» WHAT YOU WILL DO:
• 1. In the passage about the Cheap Suit Serenaders, who replaced Tom Marion in 1978?
• 2. Continue the passage about the Cheap Suit Serenaders from where it stops.

» DOCUMENT SECTION:
The 78 caught the attention of Blue Goose Records, which offered to produce and release an LP of the band, which had changed its name to the Cheap Suit Serenaders after "hurriedly buying suits at the Salvation Army in order to meet the minimum dress code required of the band at a posh wedding." R. Crumb and his Cheap Suit Serenaders released their first album in 1974.

Over time, the trio added Dan Wheetman (later of the band Marley's Ghost), Terry Zwigoff on cello, and Tom Marion on guitar and mandolin. In 1978, Tony Marcus replaced Marion. Also in 1978, guitarist Bob Brozman came in for the band's third album.

By the mid-1980s, the group played fewer live shows because Armstrong and Crumb had moved out of the Bay Area; by the mid-1990s Crumb had moved to France.

As of 2006, R. Crumb was no longer much involved with the group; the band at that time included Robert Armstrong (vocals, musical saw, guitar), Bob Brozman (vocals, various resonator instruments, guitar, ukulele), Al (Allan) Dodge (vocals, mandolin), Terry Zwigoff (saw, cello, Stroh violin, and mandolin), and Tony Marcus (vocals, guitar, and fiddle).

» MATERIAL PROVIDED:
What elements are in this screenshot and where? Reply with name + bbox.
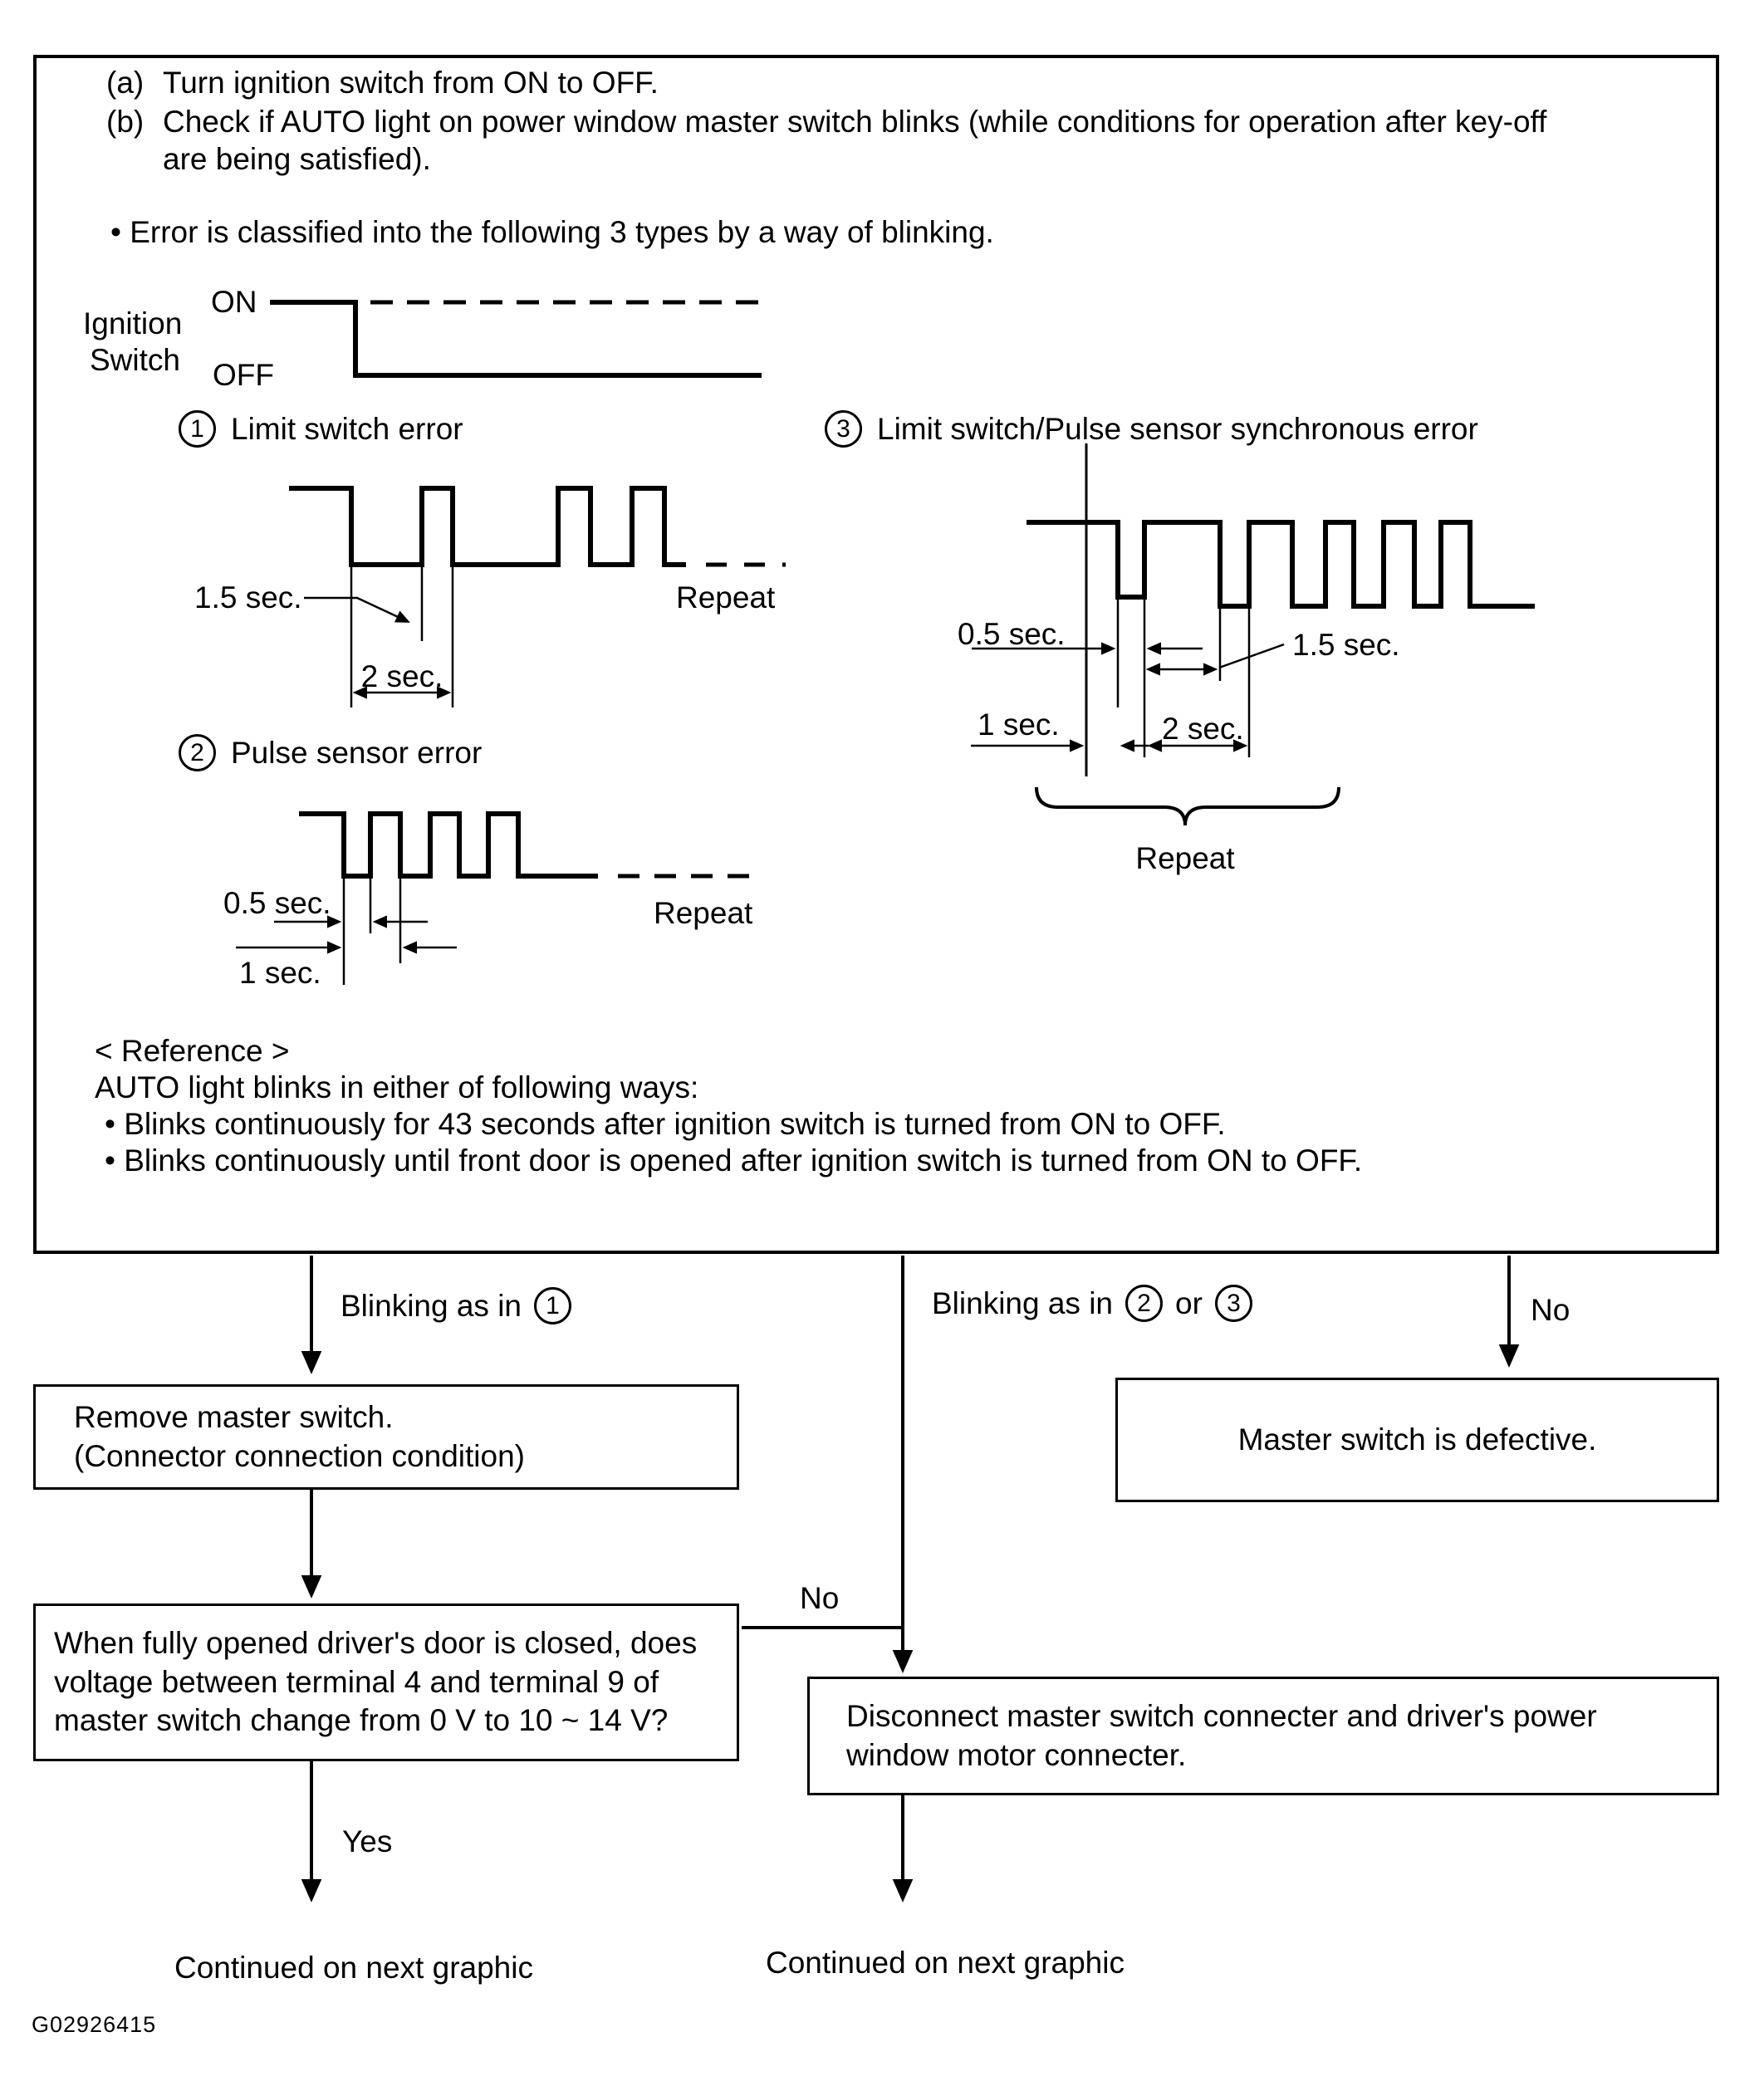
disconnect-line2: window motor connecter. xyxy=(846,1737,1187,1772)
step-b-text-line1: Check if AUTO light on power window master switch blinks (while conditions for operation after key-off xyxy=(163,105,1547,139)
voltage-check-box xyxy=(33,1604,739,1761)
error1-time-2: 2 sec. xyxy=(360,659,443,693)
branch2-or: or xyxy=(1175,1285,1203,1320)
continued-left: Continued on next graphic xyxy=(174,1951,533,1985)
step-b-text-line2: are being satisfied). xyxy=(163,142,431,176)
branch3-no-label: No xyxy=(1531,1293,1570,1327)
voltage-line3: master switch change from 0 V to 10 ~ 14 V? xyxy=(54,1703,669,1738)
circle-number-1-icon: 1 xyxy=(179,410,216,448)
voltage-line2: voltage between terminal 4 and terminal 9 of xyxy=(54,1664,659,1699)
error3-title: Limit switch/Pulse sensor synchronous error xyxy=(877,411,1478,446)
ignition-on-label: ON xyxy=(211,285,257,319)
continued-mid: Continued on next graphic xyxy=(766,1946,1125,1980)
voltage-line1: When fully opened driver's door is closed, does xyxy=(54,1626,698,1661)
master-switch-defective-box xyxy=(1115,1378,1719,1502)
reference-heading: < Reference > xyxy=(95,1034,290,1068)
error3-time-1: 1 sec. xyxy=(978,708,1060,742)
step-a-text: Turn ignition switch from ON to OFF. xyxy=(163,66,659,100)
error1-repeat: Repeat xyxy=(676,580,776,614)
figure-id: G02926415 xyxy=(32,2012,157,2037)
error2-heading xyxy=(179,734,482,771)
disconnect-line1: Disconnect master switch connecter and driver's power xyxy=(846,1698,1597,1733)
ignition-label-line2: Switch xyxy=(90,343,180,377)
reference-bullet1: • Blinks continuously for 43 seconds after ignition switch is turned from ON to OFF. xyxy=(105,1107,1226,1141)
error3-time-0-5: 0.5 sec. xyxy=(958,617,1066,651)
reference-bullet2: • Blinks continuously until front door is opened after ignition switch is turned from ON to OFF. xyxy=(105,1143,1363,1178)
yes-label: Yes xyxy=(342,1824,393,1858)
error1-time-1-5: 1.5 sec. xyxy=(194,580,302,614)
no-label: No xyxy=(800,1581,840,1615)
remove-line2: (Connector connection condition) xyxy=(74,1438,525,1473)
error2-repeat: Repeat xyxy=(654,896,753,930)
error1-heading xyxy=(179,410,463,448)
error2-time-0-5: 0.5 sec. xyxy=(223,886,331,920)
ignition-label-line1: Ignition xyxy=(83,306,183,340)
step-a-label: (a) xyxy=(106,66,145,100)
remove-line1: Remove master switch. xyxy=(74,1399,394,1434)
circle-number-2-icon: 2 xyxy=(179,734,216,771)
remove-master-switch-box xyxy=(33,1384,739,1490)
error2-title: Pulse sensor error xyxy=(231,735,483,770)
step-b-label: (b) xyxy=(106,105,145,139)
error3-time-1-5: 1.5 sec. xyxy=(1292,628,1400,662)
defective-text: Master switch is defective. xyxy=(1237,1422,1597,1457)
error3-heading xyxy=(825,410,1478,448)
error3-time-2: 2 sec. xyxy=(1162,712,1244,746)
ignition-off-label: OFF xyxy=(213,358,274,392)
circle-number-2-icon: 2 xyxy=(1125,1285,1163,1322)
error1-title: Limit switch error xyxy=(231,411,463,446)
branch2-label xyxy=(932,1285,1252,1322)
circle-number-3-icon: 3 xyxy=(1215,1285,1252,1322)
repeat-brace xyxy=(1036,787,1339,825)
branch1-label xyxy=(341,1287,571,1324)
error2-time-1: 1 sec. xyxy=(239,956,321,990)
circle-number-3-icon: 3 xyxy=(825,410,862,448)
reference-intro: AUTO light blinks in either of following ways: xyxy=(95,1070,699,1104)
error-types-bullet: • Error is classified into the following 3 types by a way of blinking. xyxy=(110,215,994,249)
branch2-text: Blinking as in xyxy=(932,1285,1114,1320)
circle-number-1-icon: 1 xyxy=(534,1287,571,1324)
error3-repeat: Repeat xyxy=(1135,841,1235,875)
branch1-text: Blinking as in xyxy=(341,1288,522,1323)
ignition-switch-waveform xyxy=(270,302,764,375)
disconnect-connectors-box xyxy=(807,1677,1719,1795)
flowchart-connectors xyxy=(311,1256,1509,1897)
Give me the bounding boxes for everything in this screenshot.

» ANSWERS FOR THIS EXERCISE:
• 1. Tony Marcus

• 2.
Brozman died in 2013; as of 2017, the other members of the group still play annually at the Freight and Salvage, a folk-oriented concert venue in Berkeley, California.

== Discography ==
The band's 33⅓ rpm albums, all recorded in the 1970s on the Blue Goose Records label, were titled R. Crumb and his Cheap Suit Serenaders (1974), R. Crumb and his Cheap Suit Serenaders No. 2 (1976), and R. Crumb and his Cheap Suit Serenaders No. 3 (1978); the latter two were reissued on the Shanachie Records label in 1993 as Chasin' Rainbows and Singing In the Bathtub respectively.

As a novelty, the band issued a number of 78 rpm 10-inch singles for Blue Goose, long after the format was obsolete. The most familiar is probably R. Crumb and his Cheap Suit Serenaders' Party Record (1980), with the double-entendre "My Girl's Pussy" on the "A" side and X-rated "Christopher Columbus" on the "B" side.

== In popular culture ==
The band is referenced in the 2001 film Ghost World, directed by Zwigoff. Enid asks Seymour about the band's second album, Chasin' Rainbows, and Seymour replies, "Nah, that one's not so great."

The Cheap Suit Serenaders songs "Chasin' Rainbows" and "Hula Medley" were both featured on the American Splendor (Original Motion Picture Soundtrack), released by New Line Records in 2003. (American Splendor is based on the writings of Harvey Pekar, with whom R. Crumb collaborated many times.)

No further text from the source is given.